— Start —

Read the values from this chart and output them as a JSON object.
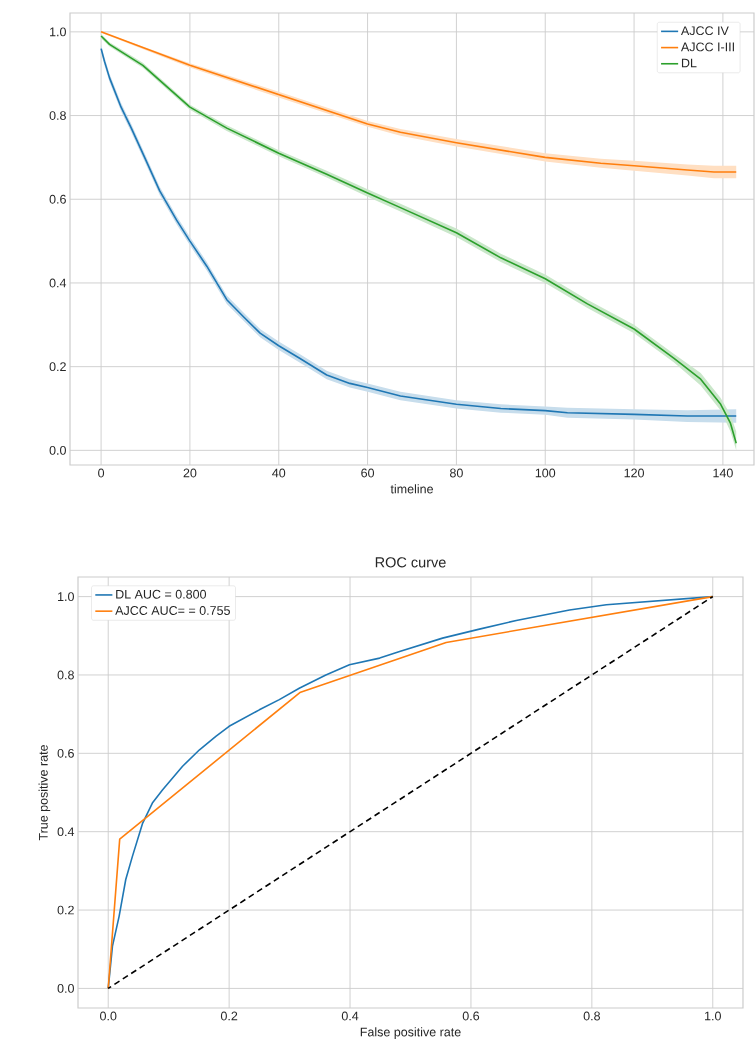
{
  "chart_data": [
    {
      "type": "line",
      "xlabel": "timeline",
      "xlim": [
        -7,
        147
      ],
      "ylim": [
        -0.035,
        1.045
      ],
      "xticks": [
        0,
        20,
        40,
        60,
        80,
        100,
        120,
        140
      ],
      "yticks": [
        {
          "value": 0,
          "label": "0.0"
        },
        {
          "value": 0.2,
          "label": "0.2"
        },
        {
          "value": 0.4,
          "label": "0.4"
        },
        {
          "value": 0.6,
          "label": "0.6"
        },
        {
          "value": 0.8,
          "label": "0.8"
        },
        {
          "value": 1,
          "label": "1.0"
        }
      ],
      "grid": true,
      "legend": "top right",
      "series": [
        {
          "name": "AJCC IV",
          "color": "#1f77b4",
          "x": [
            0,
            0.75,
            1.9,
            4.5,
            6.8,
            9.8,
            13.2,
            17,
            20,
            23.8,
            28.3,
            32,
            35.8,
            40,
            44.7,
            50.8,
            56,
            60,
            67.4,
            80,
            90,
            100,
            105,
            120,
            132,
            143
          ],
          "values": [
            0.96,
            0.93,
            0.89,
            0.82,
            0.77,
            0.7,
            0.62,
            0.55,
            0.5,
            0.44,
            0.36,
            0.32,
            0.28,
            0.25,
            0.22,
            0.18,
            0.16,
            0.15,
            0.13,
            0.11,
            0.1,
            0.095,
            0.09,
            0.086,
            0.082,
            0.082
          ],
          "lower": [
            0.95,
            0.92,
            0.88,
            0.81,
            0.76,
            0.69,
            0.61,
            0.54,
            0.49,
            0.43,
            0.35,
            0.31,
            0.27,
            0.24,
            0.21,
            0.17,
            0.15,
            0.14,
            0.12,
            0.1,
            0.09,
            0.085,
            0.078,
            0.074,
            0.068,
            0.066
          ],
          "upper": [
            0.97,
            0.94,
            0.9,
            0.83,
            0.78,
            0.71,
            0.63,
            0.56,
            0.51,
            0.45,
            0.37,
            0.33,
            0.29,
            0.26,
            0.23,
            0.19,
            0.17,
            0.16,
            0.14,
            0.12,
            0.11,
            0.105,
            0.102,
            0.098,
            0.096,
            0.098
          ]
        },
        {
          "name": "AJCC I-III",
          "color": "#ff7f0e",
          "x": [
            0,
            20,
            40,
            60,
            67.4,
            80,
            100,
            112.5,
            120,
            132,
            138,
            143
          ],
          "values": [
            1.0,
            0.92,
            0.85,
            0.78,
            0.76,
            0.735,
            0.7,
            0.686,
            0.68,
            0.67,
            0.665,
            0.665
          ],
          "lower": [
            0.998,
            0.915,
            0.843,
            0.773,
            0.752,
            0.726,
            0.69,
            0.675,
            0.668,
            0.657,
            0.65,
            0.65
          ],
          "upper": [
            1.0,
            0.925,
            0.857,
            0.787,
            0.768,
            0.744,
            0.71,
            0.697,
            0.692,
            0.683,
            0.68,
            0.68
          ]
        },
        {
          "name": "DL",
          "color": "#2ca02c",
          "x": [
            0,
            1.9,
            9.4,
            20,
            28.3,
            40,
            50.8,
            60,
            67.4,
            80,
            90,
            100,
            109.5,
            120,
            129,
            135,
            139.5,
            141.7,
            143
          ],
          "values": [
            0.99,
            0.97,
            0.92,
            0.82,
            0.77,
            0.71,
            0.66,
            0.615,
            0.58,
            0.52,
            0.46,
            0.41,
            0.35,
            0.29,
            0.22,
            0.17,
            0.11,
            0.065,
            0.017
          ],
          "lower": [
            0.985,
            0.965,
            0.914,
            0.814,
            0.763,
            0.703,
            0.652,
            0.606,
            0.571,
            0.51,
            0.45,
            0.4,
            0.34,
            0.28,
            0.21,
            0.155,
            0.095,
            0.045,
            0.0
          ],
          "upper": [
            0.995,
            0.975,
            0.926,
            0.826,
            0.777,
            0.717,
            0.668,
            0.624,
            0.589,
            0.53,
            0.47,
            0.42,
            0.36,
            0.3,
            0.23,
            0.185,
            0.125,
            0.085,
            0.045
          ]
        }
      ]
    },
    {
      "type": "line",
      "title": "ROC curve",
      "xlabel": "False positive rate",
      "ylabel": "True positive rate",
      "xlim": [
        -0.05,
        1.05
      ],
      "ylim": [
        -0.05,
        1.05
      ],
      "xticks": [
        {
          "value": 0,
          "label": "0.0"
        },
        {
          "value": 0.2,
          "label": "0.2"
        },
        {
          "value": 0.4,
          "label": "0.4"
        },
        {
          "value": 0.6,
          "label": "0.6"
        },
        {
          "value": 0.8,
          "label": "0.8"
        },
        {
          "value": 1,
          "label": "1.0"
        }
      ],
      "yticks": [
        {
          "value": 0,
          "label": "0.0"
        },
        {
          "value": 0.2,
          "label": "0.2"
        },
        {
          "value": 0.4,
          "label": "0.4"
        },
        {
          "value": 0.6,
          "label": "0.6"
        },
        {
          "value": 0.8,
          "label": "0.8"
        },
        {
          "value": 1,
          "label": "1.0"
        }
      ],
      "grid": true,
      "legend": "top left",
      "series": [
        {
          "name": "DL AUC = 0.800",
          "color": "#1f77b4",
          "x": [
            0,
            0.007,
            0.018,
            0.029,
            0.04,
            0.057,
            0.073,
            0.09,
            0.123,
            0.151,
            0.178,
            0.2,
            0.25,
            0.283,
            0.316,
            0.36,
            0.399,
            0.449,
            0.482,
            0.553,
            0.614,
            0.675,
            0.763,
            0.824,
            1
          ],
          "values": [
            0,
            0.108,
            0.184,
            0.278,
            0.337,
            0.422,
            0.473,
            0.507,
            0.567,
            0.609,
            0.643,
            0.669,
            0.711,
            0.737,
            0.766,
            0.8,
            0.826,
            0.843,
            0.86,
            0.894,
            0.917,
            0.939,
            0.966,
            0.979,
            1
          ]
        },
        {
          "name": "AJCC AUC= = 0.755",
          "color": "#ff7f0e",
          "x": [
            0,
            0.019,
            0.317,
            0.559,
            1
          ],
          "values": [
            0,
            0.381,
            0.755,
            0.883,
            1
          ]
        },
        {
          "color": "#000000",
          "line_style": "dashed",
          "x": [
            0,
            1
          ],
          "values": [
            0,
            1
          ]
        }
      ]
    }
  ]
}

— End —

## What is needed
Transcribe the records above exactly as they appear, leaving out any pictures.

## Exercise response
Read the values from this chart and output them as a JSON object.
{
  "chart_data": [
    {
      "type": "line",
      "xlabel": "timeline",
      "xlim": [
        -7,
        147
      ],
      "ylim": [
        -0.035,
        1.045
      ],
      "xticks": [
        0,
        20,
        40,
        60,
        80,
        100,
        120,
        140
      ],
      "yticks": [
        {
          "value": 0,
          "label": "0.0"
        },
        {
          "value": 0.2,
          "label": "0.2"
        },
        {
          "value": 0.4,
          "label": "0.4"
        },
        {
          "value": 0.6,
          "label": "0.6"
        },
        {
          "value": 0.8,
          "label": "0.8"
        },
        {
          "value": 1,
          "label": "1.0"
        }
      ],
      "grid": true,
      "legend": "top right",
      "series": [
        {
          "name": "AJCC IV",
          "color": "#1f77b4",
          "x": [
            0,
            0.75,
            1.9,
            4.5,
            6.8,
            9.8,
            13.2,
            17,
            20,
            23.8,
            28.3,
            32,
            35.8,
            40,
            44.7,
            50.8,
            56,
            60,
            67.4,
            80,
            90,
            100,
            105,
            120,
            132,
            143
          ],
          "values": [
            0.96,
            0.93,
            0.89,
            0.82,
            0.77,
            0.7,
            0.62,
            0.55,
            0.5,
            0.44,
            0.36,
            0.32,
            0.28,
            0.25,
            0.22,
            0.18,
            0.16,
            0.15,
            0.13,
            0.11,
            0.1,
            0.095,
            0.09,
            0.086,
            0.082,
            0.082
          ],
          "lower": [
            0.95,
            0.92,
            0.88,
            0.81,
            0.76,
            0.69,
            0.61,
            0.54,
            0.49,
            0.43,
            0.35,
            0.31,
            0.27,
            0.24,
            0.21,
            0.17,
            0.15,
            0.14,
            0.12,
            0.1,
            0.09,
            0.085,
            0.078,
            0.074,
            0.068,
            0.066
          ],
          "upper": [
            0.97,
            0.94,
            0.9,
            0.83,
            0.78,
            0.71,
            0.63,
            0.56,
            0.51,
            0.45,
            0.37,
            0.33,
            0.29,
            0.26,
            0.23,
            0.19,
            0.17,
            0.16,
            0.14,
            0.12,
            0.11,
            0.105,
            0.102,
            0.098,
            0.096,
            0.098
          ]
        },
        {
          "name": "AJCC I-III",
          "color": "#ff7f0e",
          "x": [
            0,
            20,
            40,
            60,
            67.4,
            80,
            100,
            112.5,
            120,
            132,
            138,
            143
          ],
          "values": [
            1.0,
            0.92,
            0.85,
            0.78,
            0.76,
            0.735,
            0.7,
            0.686,
            0.68,
            0.67,
            0.665,
            0.665
          ],
          "lower": [
            0.998,
            0.915,
            0.843,
            0.773,
            0.752,
            0.726,
            0.69,
            0.675,
            0.668,
            0.657,
            0.65,
            0.65
          ],
          "upper": [
            1.0,
            0.925,
            0.857,
            0.787,
            0.768,
            0.744,
            0.71,
            0.697,
            0.692,
            0.683,
            0.68,
            0.68
          ]
        },
        {
          "name": "DL",
          "color": "#2ca02c",
          "x": [
            0,
            1.9,
            9.4,
            20,
            28.3,
            40,
            50.8,
            60,
            67.4,
            80,
            90,
            100,
            109.5,
            120,
            129,
            135,
            139.5,
            141.7,
            143
          ],
          "values": [
            0.99,
            0.97,
            0.92,
            0.82,
            0.77,
            0.71,
            0.66,
            0.615,
            0.58,
            0.52,
            0.46,
            0.41,
            0.35,
            0.29,
            0.22,
            0.17,
            0.11,
            0.065,
            0.017
          ],
          "lower": [
            0.985,
            0.965,
            0.914,
            0.814,
            0.763,
            0.703,
            0.652,
            0.606,
            0.571,
            0.51,
            0.45,
            0.4,
            0.34,
            0.28,
            0.21,
            0.155,
            0.095,
            0.045,
            0.0
          ],
          "upper": [
            0.995,
            0.975,
            0.926,
            0.826,
            0.777,
            0.717,
            0.668,
            0.624,
            0.589,
            0.53,
            0.47,
            0.42,
            0.36,
            0.3,
            0.23,
            0.185,
            0.125,
            0.085,
            0.045
          ]
        }
      ]
    },
    {
      "type": "line",
      "title": "ROC curve",
      "xlabel": "False positive rate",
      "ylabel": "True positive rate",
      "xlim": [
        -0.05,
        1.05
      ],
      "ylim": [
        -0.05,
        1.05
      ],
      "xticks": [
        {
          "value": 0,
          "label": "0.0"
        },
        {
          "value": 0.2,
          "label": "0.2"
        },
        {
          "value": 0.4,
          "label": "0.4"
        },
        {
          "value": 0.6,
          "label": "0.6"
        },
        {
          "value": 0.8,
          "label": "0.8"
        },
        {
          "value": 1,
          "label": "1.0"
        }
      ],
      "yticks": [
        {
          "value": 0,
          "label": "0.0"
        },
        {
          "value": 0.2,
          "label": "0.2"
        },
        {
          "value": 0.4,
          "label": "0.4"
        },
        {
          "value": 0.6,
          "label": "0.6"
        },
        {
          "value": 0.8,
          "label": "0.8"
        },
        {
          "value": 1,
          "label": "1.0"
        }
      ],
      "grid": true,
      "legend": "top left",
      "series": [
        {
          "name": "DL AUC = 0.800",
          "color": "#1f77b4",
          "x": [
            0,
            0.007,
            0.018,
            0.029,
            0.04,
            0.057,
            0.073,
            0.09,
            0.123,
            0.151,
            0.178,
            0.2,
            0.25,
            0.283,
            0.316,
            0.36,
            0.399,
            0.449,
            0.482,
            0.553,
            0.614,
            0.675,
            0.763,
            0.824,
            1
          ],
          "values": [
            0,
            0.108,
            0.184,
            0.278,
            0.337,
            0.422,
            0.473,
            0.507,
            0.567,
            0.609,
            0.643,
            0.669,
            0.711,
            0.737,
            0.766,
            0.8,
            0.826,
            0.843,
            0.86,
            0.894,
            0.917,
            0.939,
            0.966,
            0.979,
            1
          ]
        },
        {
          "name": "AJCC AUC= = 0.755",
          "color": "#ff7f0e",
          "x": [
            0,
            0.019,
            0.317,
            0.559,
            1
          ],
          "values": [
            0,
            0.381,
            0.755,
            0.883,
            1
          ]
        },
        {
          "color": "#000000",
          "line_style": "dashed",
          "x": [
            0,
            1
          ],
          "values": [
            0,
            1
          ]
        }
      ]
    }
  ]
}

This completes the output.